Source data
>>>>>

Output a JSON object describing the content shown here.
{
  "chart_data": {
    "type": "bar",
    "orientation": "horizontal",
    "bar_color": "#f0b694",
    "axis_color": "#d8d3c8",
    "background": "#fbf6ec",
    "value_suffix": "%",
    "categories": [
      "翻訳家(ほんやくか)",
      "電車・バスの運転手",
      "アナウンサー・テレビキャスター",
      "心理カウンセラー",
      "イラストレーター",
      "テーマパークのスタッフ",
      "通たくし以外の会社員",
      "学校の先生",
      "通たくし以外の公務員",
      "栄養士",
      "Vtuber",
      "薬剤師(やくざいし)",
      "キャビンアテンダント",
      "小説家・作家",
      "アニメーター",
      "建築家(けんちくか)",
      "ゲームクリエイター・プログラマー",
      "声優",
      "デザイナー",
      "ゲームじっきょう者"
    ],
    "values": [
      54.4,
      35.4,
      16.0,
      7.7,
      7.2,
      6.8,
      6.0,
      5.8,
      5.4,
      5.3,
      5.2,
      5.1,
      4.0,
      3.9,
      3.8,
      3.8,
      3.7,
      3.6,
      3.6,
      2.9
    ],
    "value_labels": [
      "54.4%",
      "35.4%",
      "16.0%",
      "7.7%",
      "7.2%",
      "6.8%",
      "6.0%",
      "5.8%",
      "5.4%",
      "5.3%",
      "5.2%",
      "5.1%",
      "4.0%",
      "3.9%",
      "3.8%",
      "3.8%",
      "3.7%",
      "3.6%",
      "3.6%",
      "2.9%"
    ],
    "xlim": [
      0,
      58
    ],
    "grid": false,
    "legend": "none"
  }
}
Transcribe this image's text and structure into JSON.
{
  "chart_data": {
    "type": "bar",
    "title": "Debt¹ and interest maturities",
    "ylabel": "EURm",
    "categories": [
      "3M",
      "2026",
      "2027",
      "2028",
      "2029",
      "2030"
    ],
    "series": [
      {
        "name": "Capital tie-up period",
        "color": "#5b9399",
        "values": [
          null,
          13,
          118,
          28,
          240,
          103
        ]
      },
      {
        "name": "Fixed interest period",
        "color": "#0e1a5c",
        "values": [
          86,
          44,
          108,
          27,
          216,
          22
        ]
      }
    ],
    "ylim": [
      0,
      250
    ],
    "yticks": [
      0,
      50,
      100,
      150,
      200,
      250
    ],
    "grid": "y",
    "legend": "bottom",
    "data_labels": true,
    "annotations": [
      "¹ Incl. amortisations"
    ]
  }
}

<<<<<

# Description of the task:
Repeat the data verbatim.

# Full output:
Output a JSON object describing the content shown here.
{
  "chart_data": {
    "type": "bar",
    "orientation": "horizontal",
    "bar_color": "#f0b694",
    "axis_color": "#d8d3c8",
    "background": "#fbf6ec",
    "value_suffix": "%",
    "categories": [
      "翻訳家(ほんやくか)",
      "電車・バスの運転手",
      "アナウンサー・テレビキャスター",
      "心理カウンセラー",
      "イラストレーター",
      "テーマパークのスタッフ",
      "通たくし以外の会社員",
      "学校の先生",
      "通たくし以外の公務員",
      "栄養士",
      "Vtuber",
      "薬剤師(やくざいし)",
      "キャビンアテンダント",
      "小説家・作家",
      "アニメーター",
      "建築家(けんちくか)",
      "ゲームクリエイター・プログラマー",
      "声優",
      "デザイナー",
      "ゲームじっきょう者"
    ],
    "values": [
      54.4,
      35.4,
      16.0,
      7.7,
      7.2,
      6.8,
      6.0,
      5.8,
      5.4,
      5.3,
      5.2,
      5.1,
      4.0,
      3.9,
      3.8,
      3.8,
      3.7,
      3.6,
      3.6,
      2.9
    ],
    "value_labels": [
      "54.4%",
      "35.4%",
      "16.0%",
      "7.7%",
      "7.2%",
      "6.8%",
      "6.0%",
      "5.8%",
      "5.4%",
      "5.3%",
      "5.2%",
      "5.1%",
      "4.0%",
      "3.9%",
      "3.8%",
      "3.8%",
      "3.7%",
      "3.6%",
      "3.6%",
      "2.9%"
    ],
    "xlim": [
      0,
      58
    ],
    "grid": false,
    "legend": "none"
  }
}
Transcribe this image's text and structure into JSON.
{
  "chart_data": {
    "type": "bar",
    "title": "Debt¹ and interest maturities",
    "ylabel": "EURm",
    "categories": [
      "3M",
      "2026",
      "2027",
      "2028",
      "2029",
      "2030"
    ],
    "series": [
      {
        "name": "Capital tie-up period",
        "color": "#5b9399",
        "values": [
          null,
          13,
          118,
          28,
          240,
          103
        ]
      },
      {
        "name": "Fixed interest period",
        "color": "#0e1a5c",
        "values": [
          86,
          44,
          108,
          27,
          216,
          22
        ]
      }
    ],
    "ylim": [
      0,
      250
    ],
    "yticks": [
      0,
      50,
      100,
      150,
      200,
      250
    ],
    "grid": "y",
    "legend": "bottom",
    "data_labels": true,
    "annotations": [
      "¹ Incl. amortisations"
    ]
  }
}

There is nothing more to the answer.